**Given task**
Output the material below in full, exactly as it is.

**Material shown**
# # #

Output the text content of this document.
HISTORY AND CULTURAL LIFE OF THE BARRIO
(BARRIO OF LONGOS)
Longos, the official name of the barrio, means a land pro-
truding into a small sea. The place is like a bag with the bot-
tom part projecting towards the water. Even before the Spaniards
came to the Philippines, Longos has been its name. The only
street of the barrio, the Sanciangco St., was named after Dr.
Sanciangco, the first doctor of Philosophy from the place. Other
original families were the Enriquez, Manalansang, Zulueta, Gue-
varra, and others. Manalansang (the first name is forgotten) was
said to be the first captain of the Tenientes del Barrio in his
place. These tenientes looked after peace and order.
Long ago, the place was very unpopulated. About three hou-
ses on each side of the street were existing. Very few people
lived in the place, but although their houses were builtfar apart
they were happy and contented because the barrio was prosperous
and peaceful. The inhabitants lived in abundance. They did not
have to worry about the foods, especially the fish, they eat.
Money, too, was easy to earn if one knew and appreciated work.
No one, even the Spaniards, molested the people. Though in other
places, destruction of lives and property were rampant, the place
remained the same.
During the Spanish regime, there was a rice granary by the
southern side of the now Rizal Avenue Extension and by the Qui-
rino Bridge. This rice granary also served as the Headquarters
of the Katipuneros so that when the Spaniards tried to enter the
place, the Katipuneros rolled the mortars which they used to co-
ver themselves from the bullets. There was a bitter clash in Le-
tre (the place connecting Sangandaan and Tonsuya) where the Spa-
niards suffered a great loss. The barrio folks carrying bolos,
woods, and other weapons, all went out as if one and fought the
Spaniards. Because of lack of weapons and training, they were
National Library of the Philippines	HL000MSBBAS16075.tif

# # #

**Exercise result**
Output the text content of this document.
HISTORY AND CULTURAL LIFE OF THE BARRIO
(BARRIO OF LONGOS)
Longos, the official name of the barrio, means a land pro-
truding into a small sea. The place is like a bag with the bot-
tom part projecting towards the water. Even before the Spaniards
came to the Philippines, Longos has been its name. The only
street of the barrio, the Sanciangco St., was named after Dr.
Sanciangco, the first doctor of Philosophy from the place. Other
original families were the Enriquez, Manalansang, Zulueta, Gue-
varra, and others. Manalansang (the first name is forgotten) was
said to be the first captain of the Tenientes del Barrio in his
place. These tenientes looked after peace and order.
Long ago, the place was very unpopulated. About three hou-
ses on each side of the street were existing. Very few people
lived in the place, but although their houses were builtfar apart
they were happy and contented because the barrio was prosperous
and peaceful. The inhabitants lived in abundance. They did not
have to worry about the foods, especially the fish, they eat.
Money, too, was easy to earn if one knew and appreciated work.
No one, even the Spaniards, molested the people. Though in other
places, destruction of lives and property were rampant, the place
remained the same.
During the Spanish regime, there was a rice granary by the
southern side of the now Rizal Avenue Extension and by the Qui-
rino Bridge. This rice granary also served as the Headquarters
of the Katipuneros so that when the Spaniards tried to enter the
place, the Katipuneros rolled the mortars which they used to co-
ver themselves from the bullets. There was a bitter clash in Le-
tre (the place connecting Sangandaan and Tonsuya) where the Spa-
niards suffered a great loss. The barrio folks carrying bolos,
woods, and other weapons, all went out as if one and fought the
Spaniards. Because of lack of weapons and training, they were
National Library of the Philippines	HL000MSBBAS16075.tif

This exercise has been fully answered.